EXCERPTED DATA
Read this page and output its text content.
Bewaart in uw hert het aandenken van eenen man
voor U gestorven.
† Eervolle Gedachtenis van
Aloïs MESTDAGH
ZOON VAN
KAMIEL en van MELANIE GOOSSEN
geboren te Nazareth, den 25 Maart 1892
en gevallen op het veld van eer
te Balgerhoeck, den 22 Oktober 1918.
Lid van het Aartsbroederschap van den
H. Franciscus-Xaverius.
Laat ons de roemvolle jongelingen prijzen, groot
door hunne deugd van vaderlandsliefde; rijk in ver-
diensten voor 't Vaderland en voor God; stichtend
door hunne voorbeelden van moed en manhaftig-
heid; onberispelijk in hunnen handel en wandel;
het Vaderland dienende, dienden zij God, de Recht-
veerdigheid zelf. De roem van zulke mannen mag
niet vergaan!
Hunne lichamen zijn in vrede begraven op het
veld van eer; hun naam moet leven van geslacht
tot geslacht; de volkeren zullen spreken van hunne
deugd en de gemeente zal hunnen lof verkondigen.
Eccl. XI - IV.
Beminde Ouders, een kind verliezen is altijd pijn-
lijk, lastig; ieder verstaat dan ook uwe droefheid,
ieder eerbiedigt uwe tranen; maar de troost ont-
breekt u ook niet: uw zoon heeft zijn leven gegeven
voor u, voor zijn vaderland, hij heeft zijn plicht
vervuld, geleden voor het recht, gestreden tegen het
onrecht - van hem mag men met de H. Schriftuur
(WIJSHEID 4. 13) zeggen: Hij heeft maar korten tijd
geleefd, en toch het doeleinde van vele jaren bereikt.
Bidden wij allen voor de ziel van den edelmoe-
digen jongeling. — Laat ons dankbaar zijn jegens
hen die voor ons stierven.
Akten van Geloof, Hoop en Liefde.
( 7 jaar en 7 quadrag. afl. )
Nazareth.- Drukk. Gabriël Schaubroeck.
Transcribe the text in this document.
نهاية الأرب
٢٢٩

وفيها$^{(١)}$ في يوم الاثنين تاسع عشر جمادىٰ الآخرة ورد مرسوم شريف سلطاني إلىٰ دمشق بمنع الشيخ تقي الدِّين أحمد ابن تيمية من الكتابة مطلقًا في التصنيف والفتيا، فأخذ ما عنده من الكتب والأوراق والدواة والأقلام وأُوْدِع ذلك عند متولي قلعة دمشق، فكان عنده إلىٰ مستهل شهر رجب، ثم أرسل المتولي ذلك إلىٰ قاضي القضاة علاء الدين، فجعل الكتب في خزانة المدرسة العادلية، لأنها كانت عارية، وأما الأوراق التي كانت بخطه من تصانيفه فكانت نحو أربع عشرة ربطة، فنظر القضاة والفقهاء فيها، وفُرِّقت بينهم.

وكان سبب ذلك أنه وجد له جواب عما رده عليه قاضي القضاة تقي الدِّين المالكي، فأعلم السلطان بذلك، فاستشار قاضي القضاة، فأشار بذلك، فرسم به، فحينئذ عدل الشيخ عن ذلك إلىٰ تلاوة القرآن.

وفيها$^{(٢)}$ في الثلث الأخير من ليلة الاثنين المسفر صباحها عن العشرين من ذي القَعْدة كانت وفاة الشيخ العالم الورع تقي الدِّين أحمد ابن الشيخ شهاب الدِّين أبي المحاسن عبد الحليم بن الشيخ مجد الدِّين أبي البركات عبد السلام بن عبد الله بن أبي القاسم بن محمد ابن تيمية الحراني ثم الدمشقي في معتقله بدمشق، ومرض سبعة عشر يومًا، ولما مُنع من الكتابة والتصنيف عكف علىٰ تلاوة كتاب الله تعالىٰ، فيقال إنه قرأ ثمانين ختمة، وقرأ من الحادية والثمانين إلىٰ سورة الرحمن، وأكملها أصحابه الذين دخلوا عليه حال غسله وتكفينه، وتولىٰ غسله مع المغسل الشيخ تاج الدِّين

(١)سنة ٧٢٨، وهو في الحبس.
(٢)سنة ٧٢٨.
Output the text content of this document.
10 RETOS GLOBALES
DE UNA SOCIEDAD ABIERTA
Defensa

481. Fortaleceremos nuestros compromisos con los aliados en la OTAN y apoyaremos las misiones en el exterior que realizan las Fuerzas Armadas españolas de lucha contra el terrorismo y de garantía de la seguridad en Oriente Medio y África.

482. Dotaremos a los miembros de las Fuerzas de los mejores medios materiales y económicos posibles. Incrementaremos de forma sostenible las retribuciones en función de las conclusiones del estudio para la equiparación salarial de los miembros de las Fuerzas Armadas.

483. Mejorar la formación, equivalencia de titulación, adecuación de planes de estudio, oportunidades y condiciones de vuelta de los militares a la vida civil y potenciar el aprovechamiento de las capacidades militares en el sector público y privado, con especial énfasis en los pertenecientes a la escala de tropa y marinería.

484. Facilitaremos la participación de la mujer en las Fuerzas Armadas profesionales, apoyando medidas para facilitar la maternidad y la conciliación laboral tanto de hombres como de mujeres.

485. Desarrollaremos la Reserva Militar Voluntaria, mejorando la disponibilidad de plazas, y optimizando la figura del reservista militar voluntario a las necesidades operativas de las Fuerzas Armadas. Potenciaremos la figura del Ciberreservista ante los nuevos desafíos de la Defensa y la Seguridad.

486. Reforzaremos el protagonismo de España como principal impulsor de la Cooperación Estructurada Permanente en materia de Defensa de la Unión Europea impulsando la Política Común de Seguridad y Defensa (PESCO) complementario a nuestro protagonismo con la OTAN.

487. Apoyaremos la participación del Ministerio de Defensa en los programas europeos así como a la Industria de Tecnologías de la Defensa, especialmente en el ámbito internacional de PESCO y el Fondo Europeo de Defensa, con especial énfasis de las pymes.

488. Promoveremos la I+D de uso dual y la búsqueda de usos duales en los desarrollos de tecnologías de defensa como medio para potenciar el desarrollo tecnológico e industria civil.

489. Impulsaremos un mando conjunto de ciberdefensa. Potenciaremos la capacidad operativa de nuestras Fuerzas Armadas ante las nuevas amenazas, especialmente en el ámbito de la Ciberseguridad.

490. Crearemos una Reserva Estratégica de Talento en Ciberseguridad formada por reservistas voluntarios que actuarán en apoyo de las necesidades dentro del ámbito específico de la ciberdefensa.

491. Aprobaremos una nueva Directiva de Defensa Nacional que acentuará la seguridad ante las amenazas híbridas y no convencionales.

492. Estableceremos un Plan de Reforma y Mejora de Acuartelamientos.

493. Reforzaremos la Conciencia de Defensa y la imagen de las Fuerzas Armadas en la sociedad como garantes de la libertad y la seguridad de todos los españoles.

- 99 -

TASK TO COMPLETE
Make an exact copy of the records.

RESULT BELOW
Read this page and output its text content.
Bewaart in uw hert het aandenken van eenen man
voor U gestorven.
† Eervolle Gedachtenis van
Aloïs MESTDAGH
ZOON VAN
KAMIEL en van MELANIE GOOSSEN
geboren te Nazareth, den 25 Maart 1892
en gevallen op het veld van eer
te Balgerhoeck, den 22 Oktober 1918.
Lid van het Aartsbroederschap van den
H. Franciscus-Xaverius.
Laat ons de roemvolle jongelingen prijzen, groot
door hunne deugd van vaderlandsliefde; rijk in ver-
diensten voor 't Vaderland en voor God; stichtend
door hunne voorbeelden van moed en manhaftig-
heid; onberispelijk in hunnen handel en wandel;
het Vaderland dienende, dienden zij God, de Recht-
veerdigheid zelf. De roem van zulke mannen mag
niet vergaan!
Hunne lichamen zijn in vrede begraven op het
veld van eer; hun naam moet leven van geslacht
tot geslacht; de volkeren zullen spreken van hunne
deugd en de gemeente zal hunnen lof verkondigen.
Eccl. XI - IV.
Beminde Ouders, een kind verliezen is altijd pijn-
lijk, lastig; ieder verstaat dan ook uwe droefheid,
ieder eerbiedigt uwe tranen; maar de troost ont-
breekt u ook niet: uw zoon heeft zijn leven gegeven
voor u, voor zijn vaderland, hij heeft zijn plicht
vervuld, geleden voor het recht, gestreden tegen het
onrecht - van hem mag men met de H. Schriftuur
(WIJSHEID 4. 13) zeggen: Hij heeft maar korten tijd
geleefd, en toch het doeleinde van vele jaren bereikt.
Bidden wij allen voor de ziel van den edelmoe-
digen jongeling. — Laat ons dankbaar zijn jegens
hen die voor ons stierven.
Akten van Geloof, Hoop en Liefde.
( 7 jaar en 7 quadrag. afl. )
Nazareth.- Drukk. Gabriël Schaubroeck.
Transcribe the text in this document.
نهاية الأرب
٢٢٩

وفيها$^{(١)}$ في يوم الاثنين تاسع عشر جمادىٰ الآخرة ورد مرسوم شريف سلطاني إلىٰ دمشق بمنع الشيخ تقي الدِّين أحمد ابن تيمية من الكتابة مطلقًا في التصنيف والفتيا، فأخذ ما عنده من الكتب والأوراق والدواة والأقلام وأُوْدِع ذلك عند متولي قلعة دمشق، فكان عنده إلىٰ مستهل شهر رجب، ثم أرسل المتولي ذلك إلىٰ قاضي القضاة علاء الدين، فجعل الكتب في خزانة المدرسة العادلية، لأنها كانت عارية، وأما الأوراق التي كانت بخطه من تصانيفه فكانت نحو أربع عشرة ربطة، فنظر القضاة والفقهاء فيها، وفُرِّقت بينهم.

وكان سبب ذلك أنه وجد له جواب عما رده عليه قاضي القضاة تقي الدِّين المالكي، فأعلم السلطان بذلك، فاستشار قاضي القضاة، فأشار بذلك، فرسم به، فحينئذ عدل الشيخ عن ذلك إلىٰ تلاوة القرآن.

وفيها$^{(٢)}$ في الثلث الأخير من ليلة الاثنين المسفر صباحها عن العشرين من ذي القَعْدة كانت وفاة الشيخ العالم الورع تقي الدِّين أحمد ابن الشيخ شهاب الدِّين أبي المحاسن عبد الحليم بن الشيخ مجد الدِّين أبي البركات عبد السلام بن عبد الله بن أبي القاسم بن محمد ابن تيمية الحراني ثم الدمشقي في معتقله بدمشق، ومرض سبعة عشر يومًا، ولما مُنع من الكتابة والتصنيف عكف علىٰ تلاوة كتاب الله تعالىٰ، فيقال إنه قرأ ثمانين ختمة، وقرأ من الحادية والثمانين إلىٰ سورة الرحمن، وأكملها أصحابه الذين دخلوا عليه حال غسله وتكفينه، وتولىٰ غسله مع المغسل الشيخ تاج الدِّين

(١)سنة ٧٢٨، وهو في الحبس.
(٢)سنة ٧٢٨.
Output the text content of this document.
10 RETOS GLOBALES
DE UNA SOCIEDAD ABIERTA
Defensa

481. Fortaleceremos nuestros compromisos con los aliados en la OTAN y apoyaremos las misiones en el exterior que realizan las Fuerzas Armadas españolas de lucha contra el terrorismo y de garantía de la seguridad en Oriente Medio y África.

482. Dotaremos a los miembros de las Fuerzas de los mejores medios materiales y económicos posibles. Incrementaremos de forma sostenible las retribuciones en función de las conclusiones del estudio para la equiparación salarial de los miembros de las Fuerzas Armadas.

483. Mejorar la formación, equivalencia de titulación, adecuación de planes de estudio, oportunidades y condiciones de vuelta de los militares a la vida civil y potenciar el aprovechamiento de las capacidades militares en el sector público y privado, con especial énfasis en los pertenecientes a la escala de tropa y marinería.

484. Facilitaremos la participación de la mujer en las Fuerzas Armadas profesionales, apoyando medidas para facilitar la maternidad y la conciliación laboral tanto de hombres como de mujeres.

485. Desarrollaremos la Reserva Militar Voluntaria, mejorando la disponibilidad de plazas, y optimizando la figura del reservista militar voluntario a las necesidades operativas de las Fuerzas Armadas. Potenciaremos la figura del Ciberreservista ante los nuevos desafíos de la Defensa y la Seguridad.

486. Reforzaremos el protagonismo de España como principal impulsor de la Cooperación Estructurada Permanente en materia de Defensa de la Unión Europea impulsando la Política Común de Seguridad y Defensa (PESCO) complementario a nuestro protagonismo con la OTAN.

487. Apoyaremos la participación del Ministerio de Defensa en los programas europeos así como a la Industria de Tecnologías de la Defensa, especialmente en el ámbito internacional de PESCO y el Fondo Europeo de Defensa, con especial énfasis de las pymes.

488. Promoveremos la I+D de uso dual y la búsqueda de usos duales en los desarrollos de tecnologías de defensa como medio para potenciar el desarrollo tecnológico e industria civil.

489. Impulsaremos un mando conjunto de ciberdefensa. Potenciaremos la capacidad operativa de nuestras Fuerzas Armadas ante las nuevas amenazas, especialmente en el ámbito de la Ciberseguridad.

490. Crearemos una Reserva Estratégica de Talento en Ciberseguridad formada por reservistas voluntarios que actuarán en apoyo de las necesidades dentro del ámbito específico de la ciberdefensa.

491. Aprobaremos una nueva Directiva de Defensa Nacional que acentuará la seguridad ante las amenazas híbridas y no convencionales.

492. Estableceremos un Plan de Reforma y Mejora de Acuartelamientos.

493. Reforzaremos la Conciencia de Defensa y la imagen de las Fuerzas Armadas en la sociedad como garantes de la libertad y la seguridad de todos los españoles.

- 99 -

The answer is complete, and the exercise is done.